**WHAT YOU WILL DO:** No images are to be carried over; print all other material exactly as it stands.

**PROVIDED RECORDS:**
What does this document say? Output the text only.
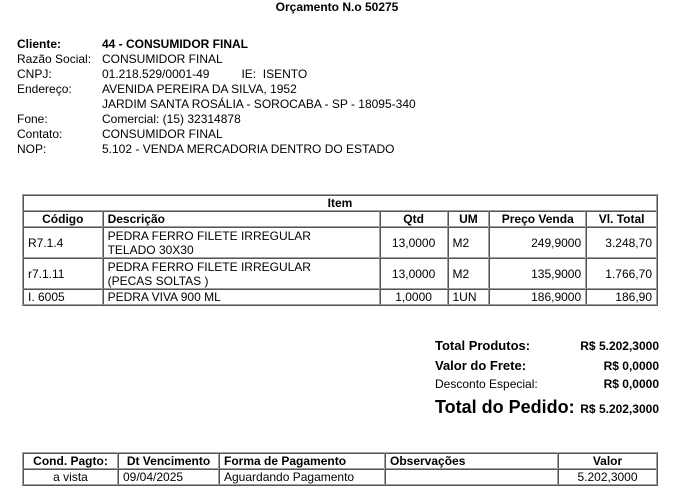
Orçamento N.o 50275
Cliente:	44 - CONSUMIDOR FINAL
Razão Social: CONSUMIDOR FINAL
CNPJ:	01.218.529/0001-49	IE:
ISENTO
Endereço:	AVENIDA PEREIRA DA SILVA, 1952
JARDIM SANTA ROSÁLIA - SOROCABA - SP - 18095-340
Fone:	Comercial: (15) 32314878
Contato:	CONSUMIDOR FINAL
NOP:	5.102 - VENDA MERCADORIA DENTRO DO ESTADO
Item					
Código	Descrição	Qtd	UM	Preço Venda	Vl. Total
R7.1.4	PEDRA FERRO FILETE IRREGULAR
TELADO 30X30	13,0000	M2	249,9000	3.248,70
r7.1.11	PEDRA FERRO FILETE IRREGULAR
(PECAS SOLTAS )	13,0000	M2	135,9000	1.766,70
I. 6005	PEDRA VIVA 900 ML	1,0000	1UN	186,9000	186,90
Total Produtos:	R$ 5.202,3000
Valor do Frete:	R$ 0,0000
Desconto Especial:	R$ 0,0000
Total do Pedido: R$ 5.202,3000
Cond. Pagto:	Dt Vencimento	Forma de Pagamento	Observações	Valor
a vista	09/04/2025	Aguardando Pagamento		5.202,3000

**RESULT:**
What does this document say? Output the text only.
Orçamento N.o 50275
Cliente:	44 - CONSUMIDOR FINAL
Razão Social: CONSUMIDOR FINAL
CNPJ:	01.218.529/0001-49	IE:
ISENTO
Endereço:	AVENIDA PEREIRA DA SILVA, 1952
JARDIM SANTA ROSÁLIA - SOROCABA - SP - 18095-340
Fone:	Comercial: (15) 32314878
Contato:	CONSUMIDOR FINAL
NOP:	5.102 - VENDA MERCADORIA DENTRO DO ESTADO
Item					
Código	Descrição	Qtd	UM	Preço Venda	Vl. Total
R7.1.4	PEDRA FERRO FILETE IRREGULAR
TELADO 30X30	13,0000	M2	249,9000	3.248,70
r7.1.11	PEDRA FERRO FILETE IRREGULAR
(PECAS SOLTAS )	13,0000	M2	135,9000	1.766,70
I. 6005	PEDRA VIVA 900 ML	1,0000	1UN	186,9000	186,90
Total Produtos:	R$ 5.202,3000
Valor do Frete:	R$ 0,0000
Desconto Especial:	R$ 0,0000
Total do Pedido: R$ 5.202,3000
Cond. Pagto:	Dt Vencimento	Forma de Pagamento	Observações	Valor
a vista	09/04/2025	Aguardando Pagamento		5.202,3000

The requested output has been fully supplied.